■ **Objective**
Tell how many lines contain the word "name". Reply with the number only.

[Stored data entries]
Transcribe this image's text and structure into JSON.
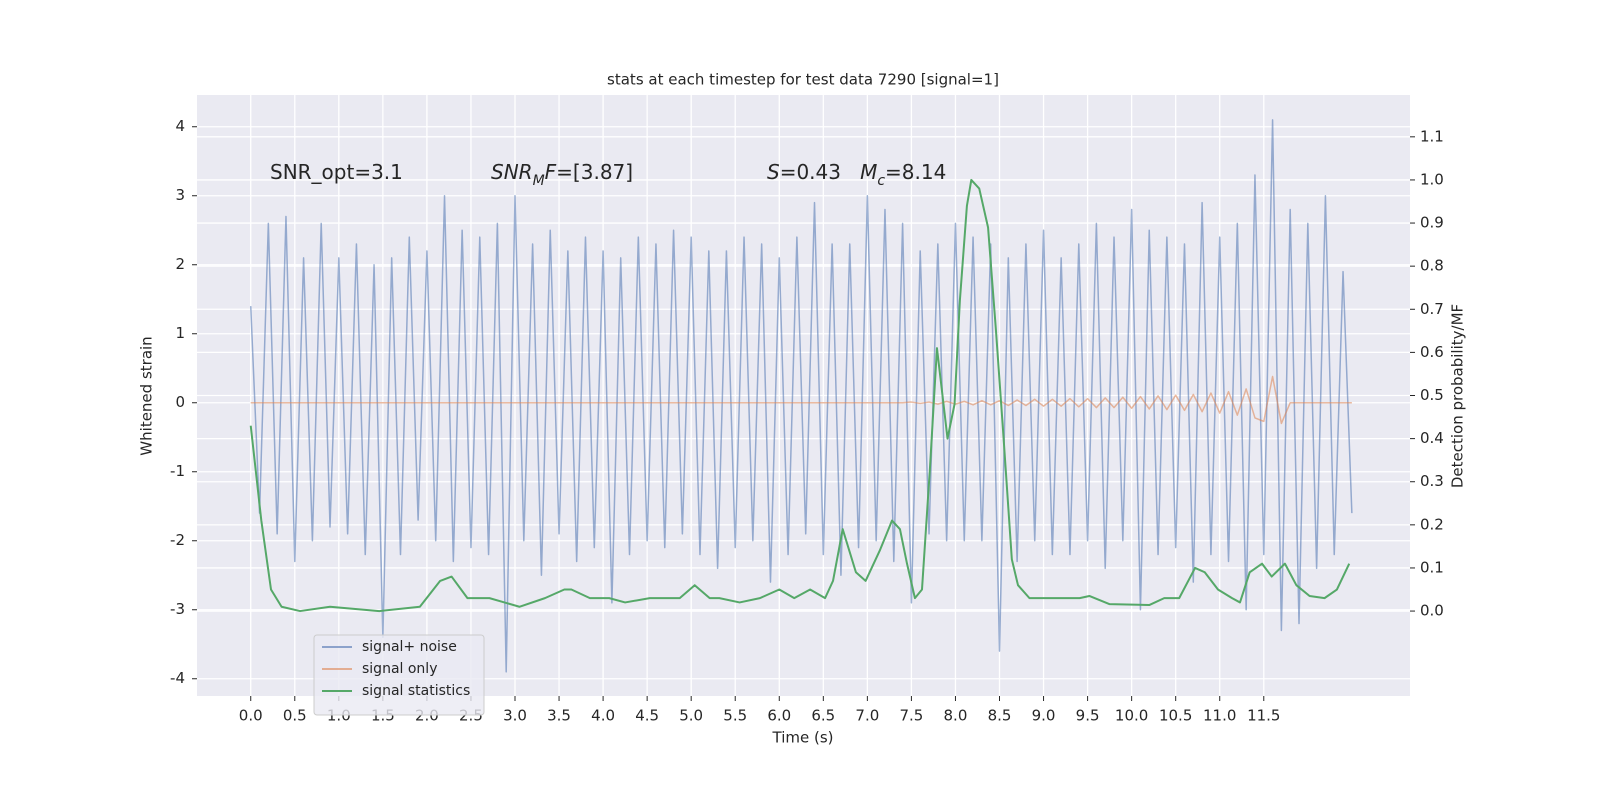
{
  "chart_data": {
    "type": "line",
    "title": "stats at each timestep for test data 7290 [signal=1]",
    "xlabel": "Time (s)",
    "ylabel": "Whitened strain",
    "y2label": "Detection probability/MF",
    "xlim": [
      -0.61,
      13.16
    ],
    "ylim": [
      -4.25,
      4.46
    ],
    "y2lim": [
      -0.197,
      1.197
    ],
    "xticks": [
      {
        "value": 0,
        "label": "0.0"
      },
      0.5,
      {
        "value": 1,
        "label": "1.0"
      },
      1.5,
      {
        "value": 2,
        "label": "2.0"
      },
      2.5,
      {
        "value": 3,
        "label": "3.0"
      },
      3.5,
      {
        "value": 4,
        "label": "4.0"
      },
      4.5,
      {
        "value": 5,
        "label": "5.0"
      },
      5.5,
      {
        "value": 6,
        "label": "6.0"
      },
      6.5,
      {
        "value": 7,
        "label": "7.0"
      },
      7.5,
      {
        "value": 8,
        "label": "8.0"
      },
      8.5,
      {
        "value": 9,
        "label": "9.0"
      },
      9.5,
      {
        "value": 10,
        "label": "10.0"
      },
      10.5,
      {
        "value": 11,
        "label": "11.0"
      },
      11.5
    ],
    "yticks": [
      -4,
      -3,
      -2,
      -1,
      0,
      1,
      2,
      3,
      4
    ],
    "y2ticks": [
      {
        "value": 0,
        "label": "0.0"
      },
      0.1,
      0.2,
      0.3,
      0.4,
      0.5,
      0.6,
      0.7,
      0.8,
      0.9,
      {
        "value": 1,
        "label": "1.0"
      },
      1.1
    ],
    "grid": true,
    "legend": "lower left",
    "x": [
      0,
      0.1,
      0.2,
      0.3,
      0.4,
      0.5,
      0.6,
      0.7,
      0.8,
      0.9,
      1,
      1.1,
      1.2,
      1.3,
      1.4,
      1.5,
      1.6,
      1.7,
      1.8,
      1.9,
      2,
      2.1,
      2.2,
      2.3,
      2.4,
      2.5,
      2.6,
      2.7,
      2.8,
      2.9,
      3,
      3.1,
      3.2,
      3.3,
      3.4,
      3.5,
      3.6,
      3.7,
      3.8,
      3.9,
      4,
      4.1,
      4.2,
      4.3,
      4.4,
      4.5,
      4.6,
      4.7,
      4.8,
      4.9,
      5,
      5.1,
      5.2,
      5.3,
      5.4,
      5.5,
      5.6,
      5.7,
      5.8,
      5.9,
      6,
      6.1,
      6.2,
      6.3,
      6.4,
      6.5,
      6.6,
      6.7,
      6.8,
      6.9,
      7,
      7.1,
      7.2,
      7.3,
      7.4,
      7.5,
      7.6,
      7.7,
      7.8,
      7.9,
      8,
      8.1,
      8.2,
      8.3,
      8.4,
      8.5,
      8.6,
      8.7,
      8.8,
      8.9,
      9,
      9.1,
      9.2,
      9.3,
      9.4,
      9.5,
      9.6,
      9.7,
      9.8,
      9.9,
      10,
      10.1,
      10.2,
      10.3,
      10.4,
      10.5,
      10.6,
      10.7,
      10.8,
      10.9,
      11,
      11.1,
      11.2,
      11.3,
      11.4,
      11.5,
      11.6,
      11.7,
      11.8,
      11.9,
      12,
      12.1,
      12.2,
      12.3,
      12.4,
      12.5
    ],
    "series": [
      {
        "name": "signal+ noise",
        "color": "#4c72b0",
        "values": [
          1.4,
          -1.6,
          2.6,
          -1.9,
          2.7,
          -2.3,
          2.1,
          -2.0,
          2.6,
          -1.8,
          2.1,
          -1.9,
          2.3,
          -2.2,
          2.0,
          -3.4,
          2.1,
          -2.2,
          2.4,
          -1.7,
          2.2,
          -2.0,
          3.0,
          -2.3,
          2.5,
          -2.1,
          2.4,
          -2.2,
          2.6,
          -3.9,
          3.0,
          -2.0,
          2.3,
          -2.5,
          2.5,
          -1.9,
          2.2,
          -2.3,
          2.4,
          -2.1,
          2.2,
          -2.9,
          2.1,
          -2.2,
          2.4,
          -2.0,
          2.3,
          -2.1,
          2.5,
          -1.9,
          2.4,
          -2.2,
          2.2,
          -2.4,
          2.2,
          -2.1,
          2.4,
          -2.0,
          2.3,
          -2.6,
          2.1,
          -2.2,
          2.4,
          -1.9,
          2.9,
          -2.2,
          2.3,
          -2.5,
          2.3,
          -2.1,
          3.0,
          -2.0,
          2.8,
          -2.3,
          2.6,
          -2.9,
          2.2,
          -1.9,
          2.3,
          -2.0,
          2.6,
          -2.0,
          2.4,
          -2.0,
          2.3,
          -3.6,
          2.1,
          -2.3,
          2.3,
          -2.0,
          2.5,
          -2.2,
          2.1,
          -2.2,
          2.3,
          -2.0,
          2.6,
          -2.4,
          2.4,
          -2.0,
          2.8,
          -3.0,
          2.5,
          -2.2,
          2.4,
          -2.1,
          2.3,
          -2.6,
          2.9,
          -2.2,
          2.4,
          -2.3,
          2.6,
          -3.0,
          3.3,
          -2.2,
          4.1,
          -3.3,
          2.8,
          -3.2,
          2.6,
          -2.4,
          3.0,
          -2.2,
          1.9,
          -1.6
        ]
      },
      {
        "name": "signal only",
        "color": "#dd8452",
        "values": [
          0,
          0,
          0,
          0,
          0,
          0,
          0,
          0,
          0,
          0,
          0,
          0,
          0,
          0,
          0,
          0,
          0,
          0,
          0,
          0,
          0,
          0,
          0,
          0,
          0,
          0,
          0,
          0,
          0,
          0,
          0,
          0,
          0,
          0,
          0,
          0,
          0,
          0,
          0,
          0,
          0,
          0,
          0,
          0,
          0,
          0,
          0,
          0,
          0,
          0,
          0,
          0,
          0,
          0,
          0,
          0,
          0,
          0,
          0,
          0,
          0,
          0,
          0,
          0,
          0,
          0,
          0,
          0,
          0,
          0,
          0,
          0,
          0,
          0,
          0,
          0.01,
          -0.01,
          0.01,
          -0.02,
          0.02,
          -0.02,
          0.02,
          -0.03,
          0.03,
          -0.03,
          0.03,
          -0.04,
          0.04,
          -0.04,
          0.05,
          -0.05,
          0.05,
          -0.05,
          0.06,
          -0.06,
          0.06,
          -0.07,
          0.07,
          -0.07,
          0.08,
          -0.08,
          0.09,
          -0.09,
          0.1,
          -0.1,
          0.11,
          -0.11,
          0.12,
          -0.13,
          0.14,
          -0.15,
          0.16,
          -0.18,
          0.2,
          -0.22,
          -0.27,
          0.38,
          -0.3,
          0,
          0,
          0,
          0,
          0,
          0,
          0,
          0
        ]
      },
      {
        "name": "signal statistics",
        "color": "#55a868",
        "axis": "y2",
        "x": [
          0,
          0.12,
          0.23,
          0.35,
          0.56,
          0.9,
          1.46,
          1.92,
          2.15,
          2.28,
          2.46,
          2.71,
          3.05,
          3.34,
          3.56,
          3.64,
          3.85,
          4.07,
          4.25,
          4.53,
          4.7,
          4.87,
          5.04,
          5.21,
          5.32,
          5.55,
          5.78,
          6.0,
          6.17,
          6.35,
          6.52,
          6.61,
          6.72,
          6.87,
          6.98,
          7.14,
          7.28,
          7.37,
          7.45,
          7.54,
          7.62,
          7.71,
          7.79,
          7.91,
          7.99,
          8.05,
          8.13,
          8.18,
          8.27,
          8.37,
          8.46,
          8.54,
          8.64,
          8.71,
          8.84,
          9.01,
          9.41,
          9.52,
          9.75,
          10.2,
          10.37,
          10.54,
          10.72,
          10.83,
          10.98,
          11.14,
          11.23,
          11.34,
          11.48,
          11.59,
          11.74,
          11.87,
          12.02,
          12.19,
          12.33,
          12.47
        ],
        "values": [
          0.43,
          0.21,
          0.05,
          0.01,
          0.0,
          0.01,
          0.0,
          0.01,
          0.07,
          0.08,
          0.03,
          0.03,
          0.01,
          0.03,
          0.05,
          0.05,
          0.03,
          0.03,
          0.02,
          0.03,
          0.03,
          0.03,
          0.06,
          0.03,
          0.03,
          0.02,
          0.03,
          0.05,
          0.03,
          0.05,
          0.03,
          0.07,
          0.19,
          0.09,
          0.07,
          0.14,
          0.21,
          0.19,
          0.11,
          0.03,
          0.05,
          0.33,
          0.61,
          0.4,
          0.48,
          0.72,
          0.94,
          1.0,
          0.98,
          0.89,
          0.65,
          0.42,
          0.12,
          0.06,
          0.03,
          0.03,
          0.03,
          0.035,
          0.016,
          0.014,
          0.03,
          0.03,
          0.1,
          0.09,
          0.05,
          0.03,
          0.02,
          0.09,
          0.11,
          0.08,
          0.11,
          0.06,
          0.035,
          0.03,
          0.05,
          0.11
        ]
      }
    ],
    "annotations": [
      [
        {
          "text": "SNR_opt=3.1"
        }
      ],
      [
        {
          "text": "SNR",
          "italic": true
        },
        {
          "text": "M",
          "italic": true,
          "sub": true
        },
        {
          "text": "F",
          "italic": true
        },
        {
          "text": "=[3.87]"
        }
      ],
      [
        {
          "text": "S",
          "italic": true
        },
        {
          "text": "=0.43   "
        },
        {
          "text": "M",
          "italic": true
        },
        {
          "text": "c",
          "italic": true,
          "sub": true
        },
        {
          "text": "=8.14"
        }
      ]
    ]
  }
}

■ **Expected output**
3